-- Start Data to use --

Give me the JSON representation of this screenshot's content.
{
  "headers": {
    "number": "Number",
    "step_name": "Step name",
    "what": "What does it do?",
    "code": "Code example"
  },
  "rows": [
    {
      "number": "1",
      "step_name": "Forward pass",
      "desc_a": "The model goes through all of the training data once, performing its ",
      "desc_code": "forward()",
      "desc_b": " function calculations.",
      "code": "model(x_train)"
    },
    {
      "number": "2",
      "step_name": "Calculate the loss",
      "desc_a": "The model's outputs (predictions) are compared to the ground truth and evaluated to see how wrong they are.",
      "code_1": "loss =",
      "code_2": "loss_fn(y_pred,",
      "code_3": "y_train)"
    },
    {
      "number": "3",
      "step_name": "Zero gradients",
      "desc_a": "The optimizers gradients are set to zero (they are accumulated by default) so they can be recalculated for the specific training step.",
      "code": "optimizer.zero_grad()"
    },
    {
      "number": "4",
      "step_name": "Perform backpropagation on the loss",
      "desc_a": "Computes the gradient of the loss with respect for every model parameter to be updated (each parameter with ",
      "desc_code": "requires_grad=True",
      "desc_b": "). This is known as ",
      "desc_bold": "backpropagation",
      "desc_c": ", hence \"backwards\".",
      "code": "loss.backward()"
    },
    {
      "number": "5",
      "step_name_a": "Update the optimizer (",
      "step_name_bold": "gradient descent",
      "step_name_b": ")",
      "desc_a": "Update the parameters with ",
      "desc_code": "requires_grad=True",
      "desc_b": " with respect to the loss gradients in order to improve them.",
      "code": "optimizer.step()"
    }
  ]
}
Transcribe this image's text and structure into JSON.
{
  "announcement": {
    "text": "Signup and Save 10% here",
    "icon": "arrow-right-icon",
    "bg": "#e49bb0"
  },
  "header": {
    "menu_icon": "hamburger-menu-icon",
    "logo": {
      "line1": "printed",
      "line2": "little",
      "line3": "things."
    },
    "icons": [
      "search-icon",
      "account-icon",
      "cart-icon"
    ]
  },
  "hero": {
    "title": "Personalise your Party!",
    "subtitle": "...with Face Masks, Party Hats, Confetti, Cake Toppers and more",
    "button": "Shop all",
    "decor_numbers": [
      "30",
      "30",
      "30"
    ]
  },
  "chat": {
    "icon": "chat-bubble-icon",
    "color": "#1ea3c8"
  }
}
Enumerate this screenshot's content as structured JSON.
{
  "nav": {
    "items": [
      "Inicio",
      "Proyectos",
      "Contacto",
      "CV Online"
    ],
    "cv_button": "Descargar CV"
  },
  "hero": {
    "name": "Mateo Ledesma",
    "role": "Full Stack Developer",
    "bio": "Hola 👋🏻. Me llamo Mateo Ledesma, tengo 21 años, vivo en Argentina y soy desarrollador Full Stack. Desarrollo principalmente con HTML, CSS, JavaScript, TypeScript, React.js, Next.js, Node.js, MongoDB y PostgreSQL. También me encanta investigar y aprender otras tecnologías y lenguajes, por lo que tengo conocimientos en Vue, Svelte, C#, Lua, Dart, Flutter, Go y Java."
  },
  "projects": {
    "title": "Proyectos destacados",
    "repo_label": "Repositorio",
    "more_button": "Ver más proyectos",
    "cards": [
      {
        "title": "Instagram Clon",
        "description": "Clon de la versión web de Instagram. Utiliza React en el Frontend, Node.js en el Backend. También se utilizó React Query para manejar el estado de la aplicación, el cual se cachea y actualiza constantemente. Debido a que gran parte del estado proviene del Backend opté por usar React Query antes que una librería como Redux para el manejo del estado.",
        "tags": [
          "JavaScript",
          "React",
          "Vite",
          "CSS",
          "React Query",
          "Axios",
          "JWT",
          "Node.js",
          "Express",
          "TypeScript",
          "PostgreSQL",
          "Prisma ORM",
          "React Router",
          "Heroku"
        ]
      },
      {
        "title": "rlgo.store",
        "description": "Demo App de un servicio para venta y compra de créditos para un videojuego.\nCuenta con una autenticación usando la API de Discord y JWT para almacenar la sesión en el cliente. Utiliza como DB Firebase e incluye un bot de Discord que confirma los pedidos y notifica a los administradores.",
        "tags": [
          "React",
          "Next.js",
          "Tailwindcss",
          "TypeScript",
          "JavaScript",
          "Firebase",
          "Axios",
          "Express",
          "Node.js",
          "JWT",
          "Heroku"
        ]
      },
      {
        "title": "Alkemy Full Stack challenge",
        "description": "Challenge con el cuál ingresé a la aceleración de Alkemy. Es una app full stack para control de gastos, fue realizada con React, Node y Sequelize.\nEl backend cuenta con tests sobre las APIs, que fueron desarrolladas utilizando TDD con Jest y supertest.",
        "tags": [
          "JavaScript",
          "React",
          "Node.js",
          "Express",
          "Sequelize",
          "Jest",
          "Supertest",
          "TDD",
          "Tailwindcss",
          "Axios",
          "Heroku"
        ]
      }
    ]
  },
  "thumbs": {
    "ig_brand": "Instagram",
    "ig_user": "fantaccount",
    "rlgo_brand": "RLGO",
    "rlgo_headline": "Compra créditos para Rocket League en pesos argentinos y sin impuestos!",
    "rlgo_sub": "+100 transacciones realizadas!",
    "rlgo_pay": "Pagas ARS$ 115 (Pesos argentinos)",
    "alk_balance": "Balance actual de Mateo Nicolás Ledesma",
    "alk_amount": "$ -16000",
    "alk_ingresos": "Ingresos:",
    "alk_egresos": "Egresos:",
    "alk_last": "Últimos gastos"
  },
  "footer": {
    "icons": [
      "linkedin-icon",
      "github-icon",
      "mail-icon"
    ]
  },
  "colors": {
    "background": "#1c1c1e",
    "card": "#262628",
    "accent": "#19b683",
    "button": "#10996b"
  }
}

-- End Data to use --

[The request] Determine the number of lines in the entries above where the string "respect" appears. Answer with the number alone.

[Correct answer] 2